• GOAL: Repeat the data below exactly, dropping any pictures it holds.
*** PROVIDED INFORMATION
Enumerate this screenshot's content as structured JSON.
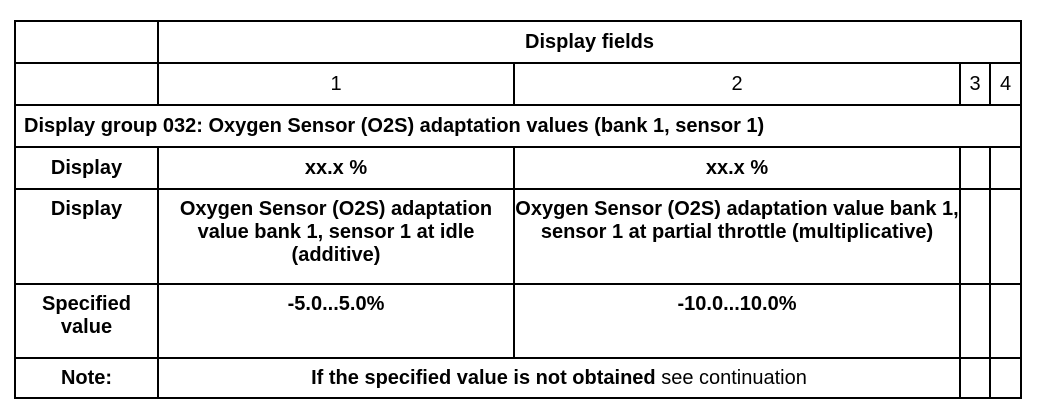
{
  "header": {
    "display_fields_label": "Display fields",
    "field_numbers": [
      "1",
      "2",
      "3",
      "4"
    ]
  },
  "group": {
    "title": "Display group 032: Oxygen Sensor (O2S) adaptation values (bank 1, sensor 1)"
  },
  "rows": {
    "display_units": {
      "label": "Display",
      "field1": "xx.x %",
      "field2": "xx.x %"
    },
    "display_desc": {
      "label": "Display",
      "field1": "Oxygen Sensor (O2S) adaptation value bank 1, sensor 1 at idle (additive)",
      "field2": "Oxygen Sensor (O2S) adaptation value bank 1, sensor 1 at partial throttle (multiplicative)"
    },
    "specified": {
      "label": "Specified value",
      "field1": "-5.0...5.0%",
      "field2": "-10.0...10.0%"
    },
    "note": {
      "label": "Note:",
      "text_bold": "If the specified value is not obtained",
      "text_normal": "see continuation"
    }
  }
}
******
• ANSWER TO THE TASK:
Enumerate this screenshot's content as structured JSON.
{
  "header": {
    "display_fields_label": "Display fields",
    "field_numbers": [
      "1",
      "2",
      "3",
      "4"
    ]
  },
  "group": {
    "title": "Display group 032: Oxygen Sensor (O2S) adaptation values (bank 1, sensor 1)"
  },
  "rows": {
    "display_units": {
      "label": "Display",
      "field1": "xx.x %",
      "field2": "xx.x %"
    },
    "display_desc": {
      "label": "Display",
      "field1": "Oxygen Sensor (O2S) adaptation value bank 1, sensor 1 at idle (additive)",
      "field2": "Oxygen Sensor (O2S) adaptation value bank 1, sensor 1 at partial throttle (multiplicative)"
    },
    "specified": {
      "label": "Specified value",
      "field1": "-5.0...5.0%",
      "field2": "-10.0...10.0%"
    },
    "note": {
      "label": "Note:",
      "text_bold": "If the specified value is not obtained",
      "text_normal": "see continuation"
    }
  }
}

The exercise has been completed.